EXERCISE REQUIREMENTS: Wherever the string "color" appears in a line, extract that line.
::::::::::
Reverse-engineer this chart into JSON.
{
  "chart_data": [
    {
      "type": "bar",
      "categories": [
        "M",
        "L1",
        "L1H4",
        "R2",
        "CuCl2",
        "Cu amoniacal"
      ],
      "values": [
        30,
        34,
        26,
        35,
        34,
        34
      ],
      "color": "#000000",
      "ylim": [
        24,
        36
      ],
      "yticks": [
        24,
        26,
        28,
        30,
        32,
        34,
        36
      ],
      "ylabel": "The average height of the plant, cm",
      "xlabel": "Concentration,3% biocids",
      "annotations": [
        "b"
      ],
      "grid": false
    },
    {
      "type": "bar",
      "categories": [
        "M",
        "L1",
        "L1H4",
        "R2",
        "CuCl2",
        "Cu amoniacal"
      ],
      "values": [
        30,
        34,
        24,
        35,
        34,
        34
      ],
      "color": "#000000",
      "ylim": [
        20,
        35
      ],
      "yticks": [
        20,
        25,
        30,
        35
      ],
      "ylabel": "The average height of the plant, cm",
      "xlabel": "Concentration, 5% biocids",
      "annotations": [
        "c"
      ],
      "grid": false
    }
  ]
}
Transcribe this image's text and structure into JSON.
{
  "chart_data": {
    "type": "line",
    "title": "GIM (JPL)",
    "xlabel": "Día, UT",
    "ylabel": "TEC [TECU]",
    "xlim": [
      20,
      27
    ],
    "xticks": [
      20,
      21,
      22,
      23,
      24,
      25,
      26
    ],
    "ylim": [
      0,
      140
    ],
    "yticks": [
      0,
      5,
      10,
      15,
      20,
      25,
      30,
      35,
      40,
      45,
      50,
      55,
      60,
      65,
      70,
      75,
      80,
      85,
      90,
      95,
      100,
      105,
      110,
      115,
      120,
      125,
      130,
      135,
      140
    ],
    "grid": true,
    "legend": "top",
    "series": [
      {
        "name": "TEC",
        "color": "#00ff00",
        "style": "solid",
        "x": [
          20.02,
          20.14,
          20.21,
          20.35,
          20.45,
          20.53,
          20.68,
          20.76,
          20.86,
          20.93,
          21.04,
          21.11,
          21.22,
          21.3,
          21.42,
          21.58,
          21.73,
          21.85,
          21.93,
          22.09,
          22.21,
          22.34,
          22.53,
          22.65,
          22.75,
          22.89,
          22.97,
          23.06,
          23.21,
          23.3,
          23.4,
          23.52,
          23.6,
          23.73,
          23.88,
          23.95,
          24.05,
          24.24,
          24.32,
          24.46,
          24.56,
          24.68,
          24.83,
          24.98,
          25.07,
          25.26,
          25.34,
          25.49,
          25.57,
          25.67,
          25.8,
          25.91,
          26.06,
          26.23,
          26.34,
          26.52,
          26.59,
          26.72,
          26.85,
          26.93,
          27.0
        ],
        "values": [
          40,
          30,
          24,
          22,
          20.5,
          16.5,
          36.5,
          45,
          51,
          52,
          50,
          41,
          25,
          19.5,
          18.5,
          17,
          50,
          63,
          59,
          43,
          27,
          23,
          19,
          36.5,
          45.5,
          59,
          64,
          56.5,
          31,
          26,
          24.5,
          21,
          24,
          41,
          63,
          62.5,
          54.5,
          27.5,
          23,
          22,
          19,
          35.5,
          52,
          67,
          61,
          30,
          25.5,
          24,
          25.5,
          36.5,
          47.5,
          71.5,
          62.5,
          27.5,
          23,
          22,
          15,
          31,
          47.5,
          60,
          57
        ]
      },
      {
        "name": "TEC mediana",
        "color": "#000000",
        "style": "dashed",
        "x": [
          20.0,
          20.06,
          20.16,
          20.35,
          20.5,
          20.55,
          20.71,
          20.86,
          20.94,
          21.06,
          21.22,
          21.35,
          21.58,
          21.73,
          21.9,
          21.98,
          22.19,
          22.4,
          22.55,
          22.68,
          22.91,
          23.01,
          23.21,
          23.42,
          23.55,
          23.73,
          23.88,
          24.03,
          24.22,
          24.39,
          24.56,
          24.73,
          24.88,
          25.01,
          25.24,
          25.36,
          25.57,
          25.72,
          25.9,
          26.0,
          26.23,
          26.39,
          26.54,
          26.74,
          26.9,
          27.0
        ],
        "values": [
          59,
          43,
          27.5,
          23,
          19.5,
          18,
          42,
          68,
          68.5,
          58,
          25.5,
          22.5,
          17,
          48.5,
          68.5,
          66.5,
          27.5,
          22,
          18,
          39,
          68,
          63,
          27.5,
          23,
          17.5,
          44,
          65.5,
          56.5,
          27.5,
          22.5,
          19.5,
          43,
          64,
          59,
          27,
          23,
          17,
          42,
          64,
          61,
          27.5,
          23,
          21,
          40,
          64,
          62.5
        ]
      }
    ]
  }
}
::::::::::
TASK SOLUTION:
      "color": "#000000",
      "color": "#000000",
        "color": "#00ff00",
        "color": "#000000",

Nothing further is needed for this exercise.